## What is asked
Every line containing the word "Display" needs to be found and copied.

Dataset items
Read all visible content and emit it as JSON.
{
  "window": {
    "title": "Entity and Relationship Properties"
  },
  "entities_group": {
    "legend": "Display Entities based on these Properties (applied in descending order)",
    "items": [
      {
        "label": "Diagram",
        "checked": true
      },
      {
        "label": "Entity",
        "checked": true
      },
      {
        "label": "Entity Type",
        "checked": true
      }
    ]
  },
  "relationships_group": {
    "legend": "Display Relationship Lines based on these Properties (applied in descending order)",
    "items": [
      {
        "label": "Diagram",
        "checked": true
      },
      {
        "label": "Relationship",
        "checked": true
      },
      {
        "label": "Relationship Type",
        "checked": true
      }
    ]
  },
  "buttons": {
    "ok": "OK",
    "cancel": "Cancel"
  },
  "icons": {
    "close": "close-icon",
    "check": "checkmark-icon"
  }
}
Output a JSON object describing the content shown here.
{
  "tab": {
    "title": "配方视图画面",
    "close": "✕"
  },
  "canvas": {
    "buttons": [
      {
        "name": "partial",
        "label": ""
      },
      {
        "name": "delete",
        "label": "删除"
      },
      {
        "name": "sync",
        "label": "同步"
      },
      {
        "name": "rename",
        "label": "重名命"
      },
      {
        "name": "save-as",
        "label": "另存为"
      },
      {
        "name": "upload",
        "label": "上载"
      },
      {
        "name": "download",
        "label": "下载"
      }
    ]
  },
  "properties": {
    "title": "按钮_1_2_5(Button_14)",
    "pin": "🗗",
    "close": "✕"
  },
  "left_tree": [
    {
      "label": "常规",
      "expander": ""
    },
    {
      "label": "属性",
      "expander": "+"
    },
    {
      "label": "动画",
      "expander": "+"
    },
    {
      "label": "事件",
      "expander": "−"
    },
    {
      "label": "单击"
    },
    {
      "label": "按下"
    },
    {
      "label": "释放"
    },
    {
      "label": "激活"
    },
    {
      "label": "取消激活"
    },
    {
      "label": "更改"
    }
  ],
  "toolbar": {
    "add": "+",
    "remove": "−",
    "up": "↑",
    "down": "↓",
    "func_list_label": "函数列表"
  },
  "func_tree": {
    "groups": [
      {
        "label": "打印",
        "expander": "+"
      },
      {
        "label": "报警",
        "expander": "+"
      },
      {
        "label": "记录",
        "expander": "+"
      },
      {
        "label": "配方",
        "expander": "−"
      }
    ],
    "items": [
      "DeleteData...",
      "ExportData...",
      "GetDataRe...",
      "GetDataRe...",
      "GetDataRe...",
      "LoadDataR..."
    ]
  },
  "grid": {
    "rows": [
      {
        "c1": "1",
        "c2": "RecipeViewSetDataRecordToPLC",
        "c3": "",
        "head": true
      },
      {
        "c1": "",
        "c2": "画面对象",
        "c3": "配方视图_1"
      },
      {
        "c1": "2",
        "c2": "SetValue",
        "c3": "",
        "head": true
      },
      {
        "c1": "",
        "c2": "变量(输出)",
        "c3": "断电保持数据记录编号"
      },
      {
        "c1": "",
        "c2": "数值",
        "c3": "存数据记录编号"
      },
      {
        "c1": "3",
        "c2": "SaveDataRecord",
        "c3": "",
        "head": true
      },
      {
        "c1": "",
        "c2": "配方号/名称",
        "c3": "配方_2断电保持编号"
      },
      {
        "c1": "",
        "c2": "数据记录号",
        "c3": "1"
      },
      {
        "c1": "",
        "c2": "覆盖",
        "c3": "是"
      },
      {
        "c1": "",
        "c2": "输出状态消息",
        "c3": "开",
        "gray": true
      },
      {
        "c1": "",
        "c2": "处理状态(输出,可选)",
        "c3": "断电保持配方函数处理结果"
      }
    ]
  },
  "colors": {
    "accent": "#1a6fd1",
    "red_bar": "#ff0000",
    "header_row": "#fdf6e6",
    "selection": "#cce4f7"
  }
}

## Exercise solution
    "legend": "Display Entities based on these Properties (applied in descending order)",
    "legend": "Display Relationship Lines based on these Properties (applied in descending order)",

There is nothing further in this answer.